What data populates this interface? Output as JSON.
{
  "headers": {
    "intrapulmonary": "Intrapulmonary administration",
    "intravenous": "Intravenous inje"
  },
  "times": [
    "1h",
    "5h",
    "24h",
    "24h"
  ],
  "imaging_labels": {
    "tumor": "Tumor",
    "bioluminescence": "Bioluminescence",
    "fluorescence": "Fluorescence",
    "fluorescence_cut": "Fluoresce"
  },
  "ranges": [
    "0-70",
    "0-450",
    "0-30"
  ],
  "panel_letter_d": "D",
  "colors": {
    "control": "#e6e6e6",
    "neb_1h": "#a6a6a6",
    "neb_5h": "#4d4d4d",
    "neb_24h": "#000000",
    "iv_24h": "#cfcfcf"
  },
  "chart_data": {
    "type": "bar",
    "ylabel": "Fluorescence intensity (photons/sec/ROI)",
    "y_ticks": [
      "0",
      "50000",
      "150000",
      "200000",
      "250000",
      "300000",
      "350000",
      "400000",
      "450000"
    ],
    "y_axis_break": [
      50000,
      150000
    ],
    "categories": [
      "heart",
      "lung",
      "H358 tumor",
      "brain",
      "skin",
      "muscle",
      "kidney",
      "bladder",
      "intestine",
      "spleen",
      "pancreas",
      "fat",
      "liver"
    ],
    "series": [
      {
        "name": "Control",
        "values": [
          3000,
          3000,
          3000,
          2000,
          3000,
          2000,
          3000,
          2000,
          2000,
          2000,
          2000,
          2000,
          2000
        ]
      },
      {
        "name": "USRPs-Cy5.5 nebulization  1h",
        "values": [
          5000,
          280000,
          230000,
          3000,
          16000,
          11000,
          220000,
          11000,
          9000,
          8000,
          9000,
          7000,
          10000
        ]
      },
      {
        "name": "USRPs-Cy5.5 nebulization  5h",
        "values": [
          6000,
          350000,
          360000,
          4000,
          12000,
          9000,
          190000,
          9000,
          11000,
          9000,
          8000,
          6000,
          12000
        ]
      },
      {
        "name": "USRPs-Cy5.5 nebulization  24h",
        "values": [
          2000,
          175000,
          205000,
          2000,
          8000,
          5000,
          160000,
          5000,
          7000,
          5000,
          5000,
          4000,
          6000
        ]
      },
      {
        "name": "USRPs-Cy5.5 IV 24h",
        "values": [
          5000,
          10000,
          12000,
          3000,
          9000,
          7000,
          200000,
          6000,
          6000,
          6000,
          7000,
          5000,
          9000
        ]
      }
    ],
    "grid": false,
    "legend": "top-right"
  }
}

════

(ACTION ITEM):
The entries above are to be transcribed in full and without error.

(RESPONSE FOR THIS EXERCISE):
What data populates this interface? Output as JSON.
{
  "headers": {
    "intrapulmonary": "Intrapulmonary administration",
    "intravenous": "Intravenous inje"
  },
  "times": [
    "1h",
    "5h",
    "24h",
    "24h"
  ],
  "imaging_labels": {
    "tumor": "Tumor",
    "bioluminescence": "Bioluminescence",
    "fluorescence": "Fluorescence",
    "fluorescence_cut": "Fluoresce"
  },
  "ranges": [
    "0-70",
    "0-450",
    "0-30"
  ],
  "panel_letter_d": "D",
  "colors": {
    "control": "#e6e6e6",
    "neb_1h": "#a6a6a6",
    "neb_5h": "#4d4d4d",
    "neb_24h": "#000000",
    "iv_24h": "#cfcfcf"
  },
  "chart_data": {
    "type": "bar",
    "ylabel": "Fluorescence intensity (photons/sec/ROI)",
    "y_ticks": [
      "0",
      "50000",
      "150000",
      "200000",
      "250000",
      "300000",
      "350000",
      "400000",
      "450000"
    ],
    "y_axis_break": [
      50000,
      150000
    ],
    "categories": [
      "heart",
      "lung",
      "H358 tumor",
      "brain",
      "skin",
      "muscle",
      "kidney",
      "bladder",
      "intestine",
      "spleen",
      "pancreas",
      "fat",
      "liver"
    ],
    "series": [
      {
        "name": "Control",
        "values": [
          3000,
          3000,
          3000,
          2000,
          3000,
          2000,
          3000,
          2000,
          2000,
          2000,
          2000,
          2000,
          2000
        ]
      },
      {
        "name": "USRPs-Cy5.5 nebulization  1h",
        "values": [
          5000,
          280000,
          230000,
          3000,
          16000,
          11000,
          220000,
          11000,
          9000,
          8000,
          9000,
          7000,
          10000
        ]
      },
      {
        "name": "USRPs-Cy5.5 nebulization  5h",
        "values": [
          6000,
          350000,
          360000,
          4000,
          12000,
          9000,
          190000,
          9000,
          11000,
          9000,
          8000,
          6000,
          12000
        ]
      },
      {
        "name": "USRPs-Cy5.5 nebulization  24h",
        "values": [
          2000,
          175000,
          205000,
          2000,
          8000,
          5000,
          160000,
          5000,
          7000,
          5000,
          5000,
          4000,
          6000
        ]
      },
      {
        "name": "USRPs-Cy5.5 IV 24h",
        "values": [
          5000,
          10000,
          12000,
          3000,
          9000,
          7000,
          200000,
          6000,
          6000,
          6000,
          7000,
          5000,
          9000
        ]
      }
    ],
    "grid": false,
    "legend": "top-right"
  }
}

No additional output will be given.